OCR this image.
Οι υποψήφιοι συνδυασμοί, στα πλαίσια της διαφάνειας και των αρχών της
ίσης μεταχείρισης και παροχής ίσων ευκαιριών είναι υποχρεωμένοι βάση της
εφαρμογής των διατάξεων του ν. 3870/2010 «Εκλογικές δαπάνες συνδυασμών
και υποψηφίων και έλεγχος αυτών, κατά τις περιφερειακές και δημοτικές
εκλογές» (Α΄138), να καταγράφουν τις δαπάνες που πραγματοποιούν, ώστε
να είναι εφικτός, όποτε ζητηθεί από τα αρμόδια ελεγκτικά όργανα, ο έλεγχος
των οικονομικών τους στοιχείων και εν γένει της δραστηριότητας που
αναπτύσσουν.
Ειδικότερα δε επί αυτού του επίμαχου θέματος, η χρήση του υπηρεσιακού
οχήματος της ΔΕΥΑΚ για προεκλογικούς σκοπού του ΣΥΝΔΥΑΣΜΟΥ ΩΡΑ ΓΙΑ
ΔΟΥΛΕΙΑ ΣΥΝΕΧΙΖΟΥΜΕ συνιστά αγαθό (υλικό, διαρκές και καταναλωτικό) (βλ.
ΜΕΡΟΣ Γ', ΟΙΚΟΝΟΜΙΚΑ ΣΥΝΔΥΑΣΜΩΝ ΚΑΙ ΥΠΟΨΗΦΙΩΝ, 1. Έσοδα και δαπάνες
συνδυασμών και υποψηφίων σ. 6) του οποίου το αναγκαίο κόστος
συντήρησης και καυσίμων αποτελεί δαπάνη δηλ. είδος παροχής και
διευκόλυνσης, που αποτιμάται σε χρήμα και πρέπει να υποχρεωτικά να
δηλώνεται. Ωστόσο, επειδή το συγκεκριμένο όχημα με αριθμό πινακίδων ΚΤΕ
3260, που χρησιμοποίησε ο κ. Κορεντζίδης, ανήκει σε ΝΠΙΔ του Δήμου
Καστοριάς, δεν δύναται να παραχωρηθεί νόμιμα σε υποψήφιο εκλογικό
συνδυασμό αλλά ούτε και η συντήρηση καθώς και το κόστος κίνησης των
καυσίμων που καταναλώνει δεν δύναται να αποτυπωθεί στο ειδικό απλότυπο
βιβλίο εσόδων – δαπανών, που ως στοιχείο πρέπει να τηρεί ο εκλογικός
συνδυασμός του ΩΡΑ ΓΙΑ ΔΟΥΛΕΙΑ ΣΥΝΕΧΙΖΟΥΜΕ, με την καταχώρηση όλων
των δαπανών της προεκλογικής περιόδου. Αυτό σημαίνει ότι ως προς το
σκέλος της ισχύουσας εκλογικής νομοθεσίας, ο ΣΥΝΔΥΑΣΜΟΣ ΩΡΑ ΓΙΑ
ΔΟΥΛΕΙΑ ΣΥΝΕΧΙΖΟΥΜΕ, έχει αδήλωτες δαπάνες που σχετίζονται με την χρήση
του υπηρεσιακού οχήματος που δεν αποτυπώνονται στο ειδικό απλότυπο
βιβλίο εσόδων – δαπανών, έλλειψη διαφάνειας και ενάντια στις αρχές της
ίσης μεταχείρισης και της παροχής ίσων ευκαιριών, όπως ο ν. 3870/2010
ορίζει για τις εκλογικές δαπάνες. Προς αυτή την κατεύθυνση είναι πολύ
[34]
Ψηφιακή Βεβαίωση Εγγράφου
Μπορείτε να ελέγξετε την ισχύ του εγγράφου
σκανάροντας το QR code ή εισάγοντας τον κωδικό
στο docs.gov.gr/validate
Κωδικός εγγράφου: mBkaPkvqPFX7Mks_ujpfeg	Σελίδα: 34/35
----------------
Display every line of the listing that contains the string "εσόδων".

> Task result:
βιβλίο εσόδων – δαπανών, που ως στοιχείο πρέπει να τηρεί ο εκλογικός
βιβλίο εσόδων – δαπανών, έλλειψη διαφάνειας και ενάντια στις αρχές της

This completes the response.